RECORDS FOR THE TASK:
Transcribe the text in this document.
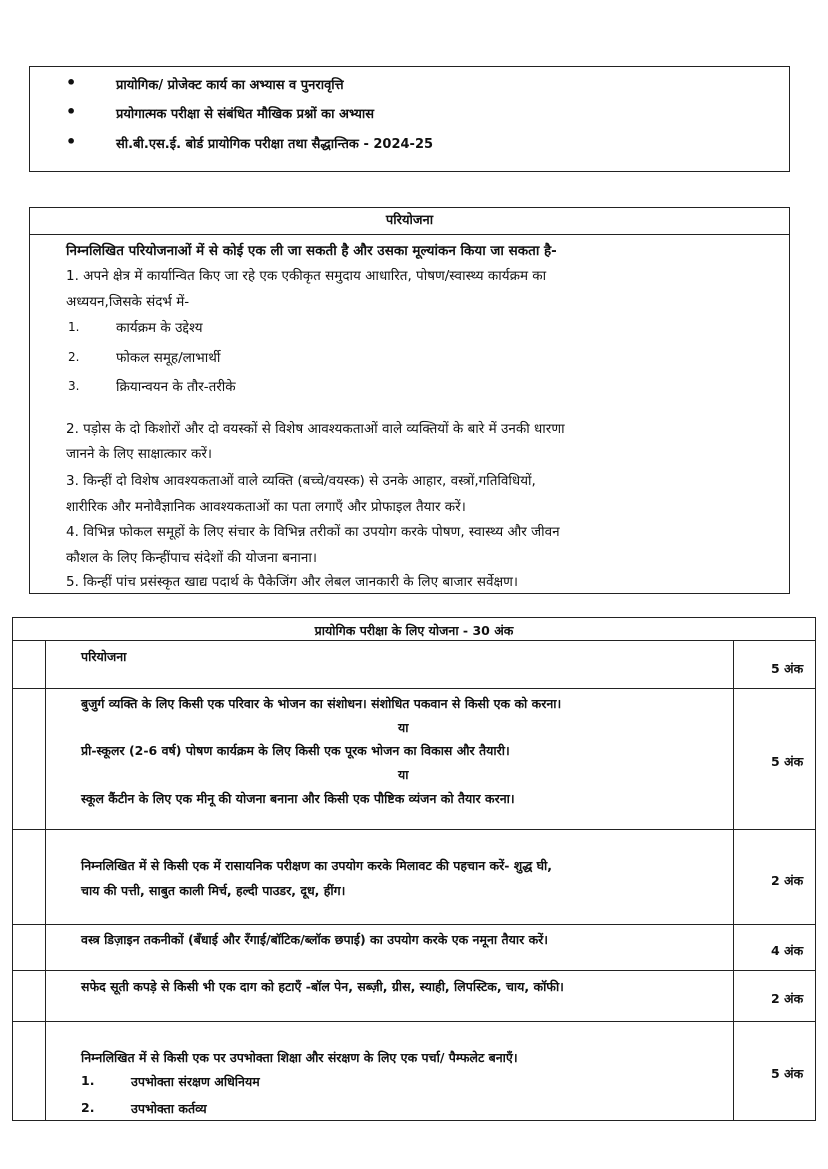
•	प्रायोगिक/ प्रोजेक्ट कार्य का अभ्यास व पुनरावृत्ति
•	प्रयोगात्मक परीक्षा से संबंधित मौखिक प्रश्नों का अभ्यास
•	सी.बी.एस.ई. बोर्ड प्रायोगिक परीक्षा तथा सैद्धान्तिक - 2024-25
परियोजना
निम्नलिखित परियोजनाओं में से कोई एक ली जा सकती है और उसका मूल्यांकन किया जा सकता है-
1. अपने क्षेत्र में कार्यान्वित किए जा रहे एक एकीकृत समुदाय आधारित, पोषण/स्वास्थ्य कार्यक्रम का
अध्ययन,जिसके संदर्भ में-
1.	कार्यक्रम के उद्देश्य
2.	फोकल समूह/लाभार्थी
3.	क्रियान्वयन के तौर-तरीके
2. पड़ोस के दो किशोरों और दो वयस्कों से विशेष आवश्यकताओं वाले व्यक्तियों के बारे में उनकी धारणा
जानने के लिए साक्षात्कार करें।
3. किन्हीं दो विशेष आवश्यकताओं वाले व्यक्ति (बच्चे/वयस्क) से उनके आहार, वस्त्रों,गतिविधियों,
शारीरिक और मनोवैज्ञानिक आवश्यकताओं का पता लगाएँ और प्रोफाइल तैयार करें।
4. विभिन्न फोकल समूहों के लिए संचार के विभिन्न तरीकों का उपयोग करके पोषण, स्वास्थ्य और जीवन
कौशल के लिए किन्हींपाच संदेशों की योजना बनाना।
5. किन्हीं पांच प्रसंस्कृत खाद्य पदार्थ के पैकेजिंग और लेबल जानकारी के लिए बाजार सर्वेक्षण।
प्रायोगिक परीक्षा के लिए योजना - 30 अंक
परियोजना
5 अंक
बुजुर्ग व्यक्ति के लिए किसी एक परिवार के भोजन का संशोधन। संशोधित पकवान से किसी एक को करना।
या
प्री-स्कूलर (2-6 वर्ष) पोषण कार्यक्रम के लिए किसी एक पूरक भोजन का विकास और तैयारी।
या
स्कूल कैंटीन के लिए एक मीनू की योजना बनाना और किसी एक पौष्टिक व्यंजन को तैयार करना।
5 अंक
निम्नलिखित में से किसी एक में रासायनिक परीक्षण का उपयोग करके मिलावट की पहचान करें- शुद्ध घी,
चाय की पत्ती, साबुत काली मिर्च, हल्दी पाउडर, दूध, हींग।
2 अंक
वस्त्र डिज़ाइन तकनीकों (बँधाई और रँगाई/बॉटिक/ब्लॉक छपाई) का उपयोग करके एक नमूना तैयार करें।
4 अंक
सफेद सूती कपड़े से किसी भी एक दाग को हटाएँ -बॉल पेन, सब्ज़ी, ग्रीस, स्याही, लिपस्टिक, चाय, कॉफी।
2 अंक
निम्नलिखित में से किसी एक पर उपभोक्ता शिक्षा और संरक्षण के लिए एक पर्चा/ पैम्फलेट बनाएँ।
1.	उपभोक्ता संरक्षण अधिनियम
2.	उपभोक्ता कर्तव्य
5 अंक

EXERCISE: Copy the entries above faithfully and omit every image.

OUTPUT OF THE EXERCISE:
Transcribe the text in this document.
•	प्रायोगिक/ प्रोजेक्ट कार्य का अभ्यास व पुनरावृत्ति
•	प्रयोगात्मक परीक्षा से संबंधित मौखिक प्रश्नों का अभ्यास
•	सी.बी.एस.ई. बोर्ड प्रायोगिक परीक्षा तथा सैद्धान्तिक - 2024-25
परियोजना
निम्नलिखित परियोजनाओं में से कोई एक ली जा सकती है और उसका मूल्यांकन किया जा सकता है-
1. अपने क्षेत्र में कार्यान्वित किए जा रहे एक एकीकृत समुदाय आधारित, पोषण/स्वास्थ्य कार्यक्रम का
अध्ययन,जिसके संदर्भ में-
1.	कार्यक्रम के उद्देश्य
2.	फोकल समूह/लाभार्थी
3.	क्रियान्वयन के तौर-तरीके
2. पड़ोस के दो किशोरों और दो वयस्कों से विशेष आवश्यकताओं वाले व्यक्तियों के बारे में उनकी धारणा
जानने के लिए साक्षात्कार करें।
3. किन्हीं दो विशेष आवश्यकताओं वाले व्यक्ति (बच्चे/वयस्क) से उनके आहार, वस्त्रों,गतिविधियों,
शारीरिक और मनोवैज्ञानिक आवश्यकताओं का पता लगाएँ और प्रोफाइल तैयार करें।
4. विभिन्न फोकल समूहों के लिए संचार के विभिन्न तरीकों का उपयोग करके पोषण, स्वास्थ्य और जीवन
कौशल के लिए किन्हींपाच संदेशों की योजना बनाना।
5. किन्हीं पांच प्रसंस्कृत खाद्य पदार्थ के पैकेजिंग और लेबल जानकारी के लिए बाजार सर्वेक्षण।
प्रायोगिक परीक्षा के लिए योजना - 30 अंक
परियोजना
5 अंक
बुजुर्ग व्यक्ति के लिए किसी एक परिवार के भोजन का संशोधन। संशोधित पकवान से किसी एक को करना।
या
प्री-स्कूलर (2-6 वर्ष) पोषण कार्यक्रम के लिए किसी एक पूरक भोजन का विकास और तैयारी।
या
स्कूल कैंटीन के लिए एक मीनू की योजना बनाना और किसी एक पौष्टिक व्यंजन को तैयार करना।
5 अंक
निम्नलिखित में से किसी एक में रासायनिक परीक्षण का उपयोग करके मिलावट की पहचान करें- शुद्ध घी,
चाय की पत्ती, साबुत काली मिर्च, हल्दी पाउडर, दूध, हींग।
2 अंक
वस्त्र डिज़ाइन तकनीकों (बँधाई और रँगाई/बॉटिक/ब्लॉक छपाई) का उपयोग करके एक नमूना तैयार करें।
4 अंक
सफेद सूती कपड़े से किसी भी एक दाग को हटाएँ -बॉल पेन, सब्ज़ी, ग्रीस, स्याही, लिपस्टिक, चाय, कॉफी।
2 अंक
निम्नलिखित में से किसी एक पर उपभोक्ता शिक्षा और संरक्षण के लिए एक पर्चा/ पैम्फलेट बनाएँ।
1.	उपभोक्ता संरक्षण अधिनियम
2.	उपभोक्ता कर्तव्य
5 अंक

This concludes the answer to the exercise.